→ PROBLEM STATEMENT: Repeat the listing below in full, exactly as it stands.

→ SUPPLIED ENTRIES:
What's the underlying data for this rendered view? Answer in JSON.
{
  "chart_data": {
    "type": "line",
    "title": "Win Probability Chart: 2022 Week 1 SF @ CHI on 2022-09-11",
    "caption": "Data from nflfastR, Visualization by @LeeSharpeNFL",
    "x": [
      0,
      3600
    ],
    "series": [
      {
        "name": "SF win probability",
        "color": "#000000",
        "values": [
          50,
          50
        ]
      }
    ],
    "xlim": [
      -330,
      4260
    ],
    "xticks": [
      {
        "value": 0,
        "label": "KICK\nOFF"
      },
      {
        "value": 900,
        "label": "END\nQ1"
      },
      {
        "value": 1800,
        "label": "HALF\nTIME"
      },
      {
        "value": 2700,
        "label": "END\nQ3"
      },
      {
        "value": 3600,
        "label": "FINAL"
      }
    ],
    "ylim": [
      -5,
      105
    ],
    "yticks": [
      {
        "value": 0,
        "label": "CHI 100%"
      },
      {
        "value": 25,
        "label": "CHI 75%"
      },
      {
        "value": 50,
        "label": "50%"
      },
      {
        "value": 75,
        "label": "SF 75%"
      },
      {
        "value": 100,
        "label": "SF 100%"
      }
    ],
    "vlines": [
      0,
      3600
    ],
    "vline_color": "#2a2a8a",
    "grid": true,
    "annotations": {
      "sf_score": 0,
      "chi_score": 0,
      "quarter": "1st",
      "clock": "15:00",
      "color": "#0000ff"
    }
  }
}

→ RESPONSE FOR THIS EXERCISE:
What's the underlying data for this rendered view? Answer in JSON.
{
  "chart_data": {
    "type": "line",
    "title": "Win Probability Chart: 2022 Week 1 SF @ CHI on 2022-09-11",
    "caption": "Data from nflfastR, Visualization by @LeeSharpeNFL",
    "x": [
      0,
      3600
    ],
    "series": [
      {
        "name": "SF win probability",
        "color": "#000000",
        "values": [
          50,
          50
        ]
      }
    ],
    "xlim": [
      -330,
      4260
    ],
    "xticks": [
      {
        "value": 0,
        "label": "KICK\nOFF"
      },
      {
        "value": 900,
        "label": "END\nQ1"
      },
      {
        "value": 1800,
        "label": "HALF\nTIME"
      },
      {
        "value": 2700,
        "label": "END\nQ3"
      },
      {
        "value": 3600,
        "label": "FINAL"
      }
    ],
    "ylim": [
      -5,
      105
    ],
    "yticks": [
      {
        "value": 0,
        "label": "CHI 100%"
      },
      {
        "value": 25,
        "label": "CHI 75%"
      },
      {
        "value": 50,
        "label": "50%"
      },
      {
        "value": 75,
        "label": "SF 75%"
      },
      {
        "value": 100,
        "label": "SF 100%"
      }
    ],
    "vlines": [
      0,
      3600
    ],
    "vline_color": "#2a2a8a",
    "grid": true,
    "annotations": {
      "sf_score": 0,
      "chi_score": 0,
      "quarter": "1st",
      "clock": "15:00",
      "color": "#0000ff"
    }
  }
}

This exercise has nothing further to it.